--- Data in this exercise ---

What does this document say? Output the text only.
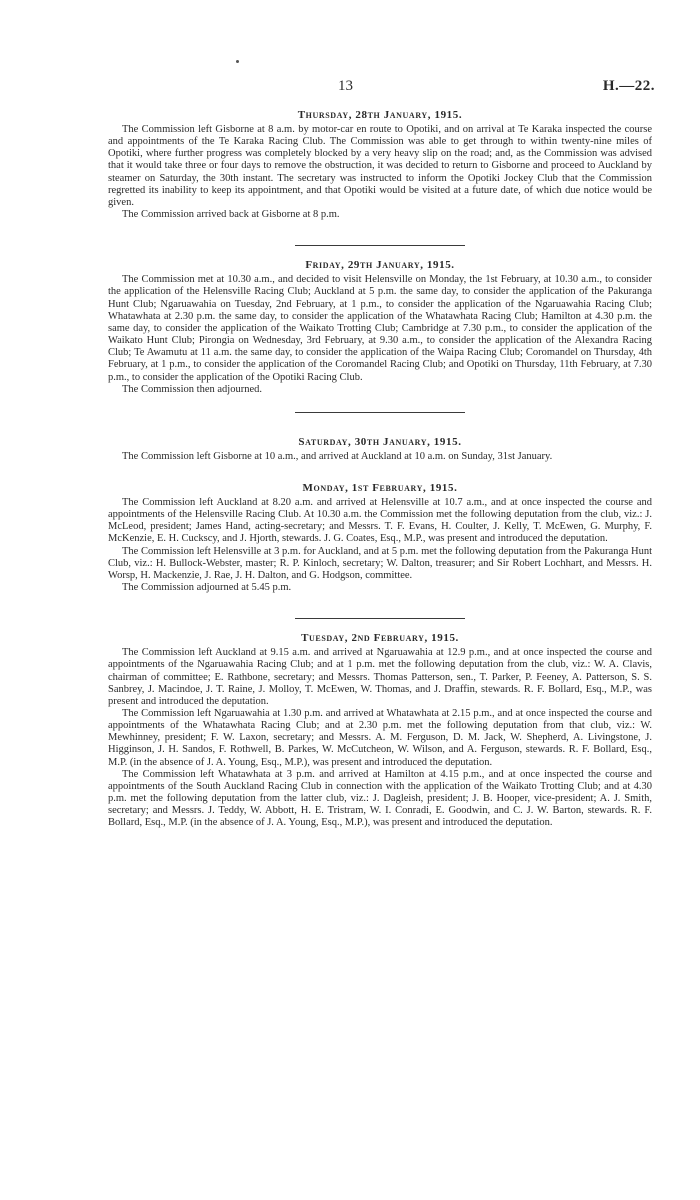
13	H.—22.
Thursday, 28th January, 1915.

The Commission left Gisborne at 8 a.m. by motor-car en route to Opotiki, and on arrival at Te Karaka inspected the course and appointments of the Te Karaka Racing Club. The Commission was able to get through to within twenty-nine miles of Opotiki, where further progress was completely blocked by a very heavy slip on the road; and, as the Commission was advised that it would take three or four days to remove the obstruction, it was decided to return to Gisborne and proceed to Auckland by steamer on Saturday, the 30th instant. The secretary was instructed to inform the Opotiki Jockey Club that the Commission regretted its inability to keep its appointment, and that Opotiki would be visited at a future date, of which due notice would be given.

The Commission arrived back at Gisborne at 8 p.m.

Friday, 29th January, 1915.

The Commission met at 10.30 a.m., and decided to visit Helensville on Monday, the 1st February, at 10.30 a.m., to consider the application of the Helensville Racing Club; Auckland at 5 p.m. the same day, to consider the application of the Pakuranga Hunt Club; Ngaruawahia on Tuesday, 2nd February, at 1 p.m., to consider the application of the Ngaruawahia Racing Club; Whatawhata at 2.30 p.m. the same day, to consider the application of the Whatawhata Racing Club; Hamilton at 4.30 p.m. the same day, to consider the application of the Waikato Trotting Club; Cambridge at 7.30 p.m., to consider the application of the Waikato Hunt Club; Pirongia on Wednesday, 3rd February, at 9.30 a.m., to consider the application of the Alexandra Racing Club; Te Awamutu at 11 a.m. the same day, to consider the application of the Waipa Racing Club; Coromandel on Thursday, 4th February, at 1 p.m., to consider the application of the Coromandel Racing Club; and Opotiki on Thursday, 11th February, at 7.30 p.m., to consider the application of the Opotiki Racing Club.

The Commission then adjourned.

Saturday, 30th January, 1915.

The Commission left Gisborne at 10 a.m., and arrived at Auckland at 10 a.m. on Sunday, 31st January.

Monday, 1st February, 1915.

The Commission left Auckland at 8.20 a.m. and arrived at Helensville at 10.7 a.m., and at once inspected the course and appointments of the Helensville Racing Club. At 10.30 a.m. the Commission met the following deputation from the club, viz.: J. McLeod, president; James Hand, acting-secretary; and Messrs. T. F. Evans, H. Coulter, J. Kelly, T. McEwen, G. Murphy, F. McKenzie, E. H. Cuckscy, and J. Hjorth, stewards. J. G. Coates, Esq., M.P., was present and introduced the deputation.

The Commission left Helensville at 3 p.m. for Auckland, and at 5 p.m. met the following deputation from the Pakuranga Hunt Club, viz.: H. Bullock-Webster, master; R. P. Kinloch, secretary; W. Dalton, treasurer; and Sir Robert Lochhart, and Messrs. H. Worsp, H. Mackenzie, J. Rae, J. H. Dalton, and G. Hodgson, committee.

The Commission adjourned at 5.45 p.m.

Tuesday, 2nd February, 1915.

The Commission left Auckland at 9.15 a.m. and arrived at Ngaruawahia at 12.9 p.m., and at once inspected the course and appointments of the Ngaruawahia Racing Club; and at 1 p.m. met the following deputation from the club, viz.: W. A. Clavis, chairman of committee; E. Rathbone, secretary; and Messrs. Thomas Patterson, sen., T. Parker, P. Feeney, A. Patterson, S. S. Sanbrey, J. Macindoe, J. T. Raine, J. Molloy, T. McEwen, W. Thomas, and J. Draffin, stewards. R. F. Bollard, Esq., M.P., was present and introduced the deputation.

The Commission left Ngaruawahia at 1.30 p.m. and arrived at Whatawhata at 2.15 p.m., and at once inspected the course and appointments of the Whatawhata Racing Club; and at 2.30 p.m. met the following deputation from that club, viz.: W. Mewhinney, president; F. W. Laxon, secretary; and Messrs. A. M. Ferguson, D. M. Jack, W. Shepherd, A. Livingstone, J. Higginson, J. H. Sandos, F. Rothwell, B. Parkes, W. McCutcheon, W. Wilson, and A. Ferguson, stewards. R. F. Bollard, Esq., M.P. (in the absence of J. A. Young, Esq., M.P.), was present and introduced the deputation.

The Commission left Whatawhata at 3 p.m. and arrived at Hamilton at 4.15 p.m., and at once inspected the course and appointments of the South Auckland Racing Club in connection with the application of the Waikato Trotting Club; and at 4.30 p.m. met the following deputation from the latter club, viz.: J. Dagleish, president; J. B. Hooper, vice-president; A. J. Smith, secretary; and Messrs. J. Teddy, W. Abbott, H. E. Tristram, W. I. Conradi, E. Goodwin, and C. J. W. Barton, stewards. R. F. Bollard, Esq., M.P. (in the absence of J. A. Young, Esq., M.P.), was present and introduced the deputation.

---

▸ **Written task**
Give an exact reproduction of every line, leaving out any picture.

▸ **Complete output**
What does this document say? Output the text only.
13	H.—22.
Thursday, 28th January, 1915.

The Commission left Gisborne at 8 a.m. by motor-car en route to Opotiki, and on arrival at Te Karaka inspected the course and appointments of the Te Karaka Racing Club. The Commission was able to get through to within twenty-nine miles of Opotiki, where further progress was completely blocked by a very heavy slip on the road; and, as the Commission was advised that it would take three or four days to remove the obstruction, it was decided to return to Gisborne and proceed to Auckland by steamer on Saturday, the 30th instant. The secretary was instructed to inform the Opotiki Jockey Club that the Commission regretted its inability to keep its appointment, and that Opotiki would be visited at a future date, of which due notice would be given.

The Commission arrived back at Gisborne at 8 p.m.

Friday, 29th January, 1915.

The Commission met at 10.30 a.m., and decided to visit Helensville on Monday, the 1st February, at 10.30 a.m., to consider the application of the Helensville Racing Club; Auckland at 5 p.m. the same day, to consider the application of the Pakuranga Hunt Club; Ngaruawahia on Tuesday, 2nd February, at 1 p.m., to consider the application of the Ngaruawahia Racing Club; Whatawhata at 2.30 p.m. the same day, to consider the application of the Whatawhata Racing Club; Hamilton at 4.30 p.m. the same day, to consider the application of the Waikato Trotting Club; Cambridge at 7.30 p.m., to consider the application of the Waikato Hunt Club; Pirongia on Wednesday, 3rd February, at 9.30 a.m., to consider the application of the Alexandra Racing Club; Te Awamutu at 11 a.m. the same day, to consider the application of the Waipa Racing Club; Coromandel on Thursday, 4th February, at 1 p.m., to consider the application of the Coromandel Racing Club; and Opotiki on Thursday, 11th February, at 7.30 p.m., to consider the application of the Opotiki Racing Club.

The Commission then adjourned.

Saturday, 30th January, 1915.

The Commission left Gisborne at 10 a.m., and arrived at Auckland at 10 a.m. on Sunday, 31st January.

Monday, 1st February, 1915.

The Commission left Auckland at 8.20 a.m. and arrived at Helensville at 10.7 a.m., and at once inspected the course and appointments of the Helensville Racing Club. At 10.30 a.m. the Commission met the following deputation from the club, viz.: J. McLeod, president; James Hand, acting-secretary; and Messrs. T. F. Evans, H. Coulter, J. Kelly, T. McEwen, G. Murphy, F. McKenzie, E. H. Cuckscy, and J. Hjorth, stewards. J. G. Coates, Esq., M.P., was present and introduced the deputation.

The Commission left Helensville at 3 p.m. for Auckland, and at 5 p.m. met the following deputation from the Pakuranga Hunt Club, viz.: H. Bullock-Webster, master; R. P. Kinloch, secretary; W. Dalton, treasurer; and Sir Robert Lochhart, and Messrs. H. Worsp, H. Mackenzie, J. Rae, J. H. Dalton, and G. Hodgson, committee.

The Commission adjourned at 5.45 p.m.

Tuesday, 2nd February, 1915.

The Commission left Auckland at 9.15 a.m. and arrived at Ngaruawahia at 12.9 p.m., and at once inspected the course and appointments of the Ngaruawahia Racing Club; and at 1 p.m. met the following deputation from the club, viz.: W. A. Clavis, chairman of committee; E. Rathbone, secretary; and Messrs. Thomas Patterson, sen., T. Parker, P. Feeney, A. Patterson, S. S. Sanbrey, J. Macindoe, J. T. Raine, J. Molloy, T. McEwen, W. Thomas, and J. Draffin, stewards. R. F. Bollard, Esq., M.P., was present and introduced the deputation.

The Commission left Ngaruawahia at 1.30 p.m. and arrived at Whatawhata at 2.15 p.m., and at once inspected the course and appointments of the Whatawhata Racing Club; and at 2.30 p.m. met the following deputation from that club, viz.: W. Mewhinney, president; F. W. Laxon, secretary; and Messrs. A. M. Ferguson, D. M. Jack, W. Shepherd, A. Livingstone, J. Higginson, J. H. Sandos, F. Rothwell, B. Parkes, W. McCutcheon, W. Wilson, and A. Ferguson, stewards. R. F. Bollard, Esq., M.P. (in the absence of J. A. Young, Esq., M.P.), was present and introduced the deputation.

The Commission left Whatawhata at 3 p.m. and arrived at Hamilton at 4.15 p.m., and at once inspected the course and appointments of the South Auckland Racing Club in connection with the application of the Waikato Trotting Club; and at 4.30 p.m. met the following deputation from the latter club, viz.: J. Dagleish, president; J. B. Hooper, vice-president; A. J. Smith, secretary; and Messrs. J. Teddy, W. Abbott, H. E. Tristram, W. I. Conradi, E. Goodwin, and C. J. W. Barton, stewards. R. F. Bollard, Esq., M.P. (in the absence of J. A. Young, Esq., M.P.), was present and introduced the deputation.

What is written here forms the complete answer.